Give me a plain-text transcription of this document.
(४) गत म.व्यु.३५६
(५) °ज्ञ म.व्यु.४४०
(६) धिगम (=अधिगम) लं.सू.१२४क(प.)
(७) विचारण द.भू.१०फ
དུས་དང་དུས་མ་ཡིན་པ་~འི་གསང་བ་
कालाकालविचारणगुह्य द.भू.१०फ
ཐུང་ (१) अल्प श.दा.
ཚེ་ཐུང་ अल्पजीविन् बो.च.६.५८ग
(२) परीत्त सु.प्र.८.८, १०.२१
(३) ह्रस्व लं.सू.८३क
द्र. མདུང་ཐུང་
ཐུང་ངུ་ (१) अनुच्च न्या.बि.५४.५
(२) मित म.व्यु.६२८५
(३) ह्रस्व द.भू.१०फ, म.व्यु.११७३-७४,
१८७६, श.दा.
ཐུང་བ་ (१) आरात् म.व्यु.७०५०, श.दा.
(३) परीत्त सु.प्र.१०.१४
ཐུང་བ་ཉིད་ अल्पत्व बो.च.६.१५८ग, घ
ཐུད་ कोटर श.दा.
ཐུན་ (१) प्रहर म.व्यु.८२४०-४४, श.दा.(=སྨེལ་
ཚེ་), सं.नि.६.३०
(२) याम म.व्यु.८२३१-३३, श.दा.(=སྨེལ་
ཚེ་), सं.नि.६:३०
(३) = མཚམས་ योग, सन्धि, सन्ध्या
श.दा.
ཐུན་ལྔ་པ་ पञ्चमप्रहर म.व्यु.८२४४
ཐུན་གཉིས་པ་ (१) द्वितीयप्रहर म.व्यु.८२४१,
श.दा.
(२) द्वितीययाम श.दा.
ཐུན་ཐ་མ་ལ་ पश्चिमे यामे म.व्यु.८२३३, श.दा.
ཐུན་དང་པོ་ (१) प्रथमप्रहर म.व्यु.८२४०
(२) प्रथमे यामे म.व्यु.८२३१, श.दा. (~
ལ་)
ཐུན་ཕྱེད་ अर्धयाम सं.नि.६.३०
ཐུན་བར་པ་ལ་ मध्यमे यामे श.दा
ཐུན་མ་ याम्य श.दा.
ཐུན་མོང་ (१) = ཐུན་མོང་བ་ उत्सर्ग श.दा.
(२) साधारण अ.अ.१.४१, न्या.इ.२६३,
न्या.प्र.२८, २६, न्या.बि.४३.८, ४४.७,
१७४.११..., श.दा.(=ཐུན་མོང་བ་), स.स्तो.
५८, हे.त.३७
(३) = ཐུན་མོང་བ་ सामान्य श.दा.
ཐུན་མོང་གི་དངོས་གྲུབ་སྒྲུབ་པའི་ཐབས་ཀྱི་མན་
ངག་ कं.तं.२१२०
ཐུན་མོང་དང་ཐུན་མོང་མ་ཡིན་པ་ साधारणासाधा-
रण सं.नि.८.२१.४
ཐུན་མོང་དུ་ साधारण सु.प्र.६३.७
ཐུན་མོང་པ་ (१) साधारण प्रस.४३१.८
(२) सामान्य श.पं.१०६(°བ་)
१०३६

◆ **Prompt**:
Write every line of the material above again, exactly.

◆ **Final result**:
Give me a plain-text transcription of this document.
(४) गत म.व्यु.३५६
(५) °ज्ञ म.व्यु.४४०
(६) धिगम (=अधिगम) लं.सू.१२४क(प.)
(७) विचारण द.भू.१०फ
དུས་དང་དུས་མ་ཡིན་པ་~འི་གསང་བ་
कालाकालविचारणगुह्य द.भू.१०फ
ཐུང་ (१) अल्प श.दा.
ཚེ་ཐུང་ अल्पजीविन् बो.च.६.५८ग
(२) परीत्त सु.प्र.८.८, १०.२१
(३) ह्रस्व लं.सू.८३क
द्र. མདུང་ཐུང་
ཐུང་ངུ་ (१) अनुच्च न्या.बि.५४.५
(२) मित म.व्यु.६२८५
(३) ह्रस्व द.भू.१०फ, म.व्यु.११७३-७४,
१८७६, श.दा.
ཐུང་བ་ (१) आरात् म.व्यु.७०५०, श.दा.
(३) परीत्त सु.प्र.१०.१४
ཐུང་བ་ཉིད་ अल्पत्व बो.च.६.१५८ग, घ
ཐུད་ कोटर श.दा.
ཐུན་ (१) प्रहर म.व्यु.८२४०-४४, श.दा.(=སྨེལ་
ཚེ་), सं.नि.६.३०
(२) याम म.व्यु.८२३१-३३, श.दा.(=སྨེལ་
ཚེ་), सं.नि.६:३०
(३) = མཚམས་ योग, सन्धि, सन्ध्या
श.दा.
ཐུན་ལྔ་པ་ पञ्चमप्रहर म.व्यु.८२४४
ཐུན་གཉིས་པ་ (१) द्वितीयप्रहर म.व्यु.८२४१,
श.दा.
(२) द्वितीययाम श.दा.
ཐུན་ཐ་མ་ལ་ पश्चिमे यामे म.व्यु.८२३३, श.दा.
ཐུན་དང་པོ་ (१) प्रथमप्रहर म.व्यु.८२४०
(२) प्रथमे यामे म.व्यु.८२३१, श.दा. (~
ལ་)
ཐུན་ཕྱེད་ अर्धयाम सं.नि.६.३०
ཐུན་བར་པ་ལ་ मध्यमे यामे श.दा
ཐུན་མ་ याम्य श.दा.
ཐུན་མོང་ (१) = ཐུན་མོང་བ་ उत्सर्ग श.दा.
(२) साधारण अ.अ.१.४१, न्या.इ.२६३,
न्या.प्र.२८, २६, न्या.बि.४३.८, ४४.७,
१७४.११..., श.दा.(=ཐུན་མོང་བ་), स.स्तो.
५८, हे.त.३७
(३) = ཐུན་མོང་བ་ सामान्य श.दा.
ཐུན་མོང་གི་དངོས་གྲུབ་སྒྲུབ་པའི་ཐབས་ཀྱི་མན་
ངག་ कं.तं.२१२०
ཐུན་མོང་དང་ཐུན་མོང་མ་ཡིན་པ་ साधारणासाधा-
रण सं.नि.८.२१.४
ཐུན་མོང་དུ་ साधारण सु.प्र.६३.७
ཐུན་མོང་པ་ (१) साधारण प्रस.४३१.८
(२) सामान्य श.पं.१०६(°བ་)
१०३६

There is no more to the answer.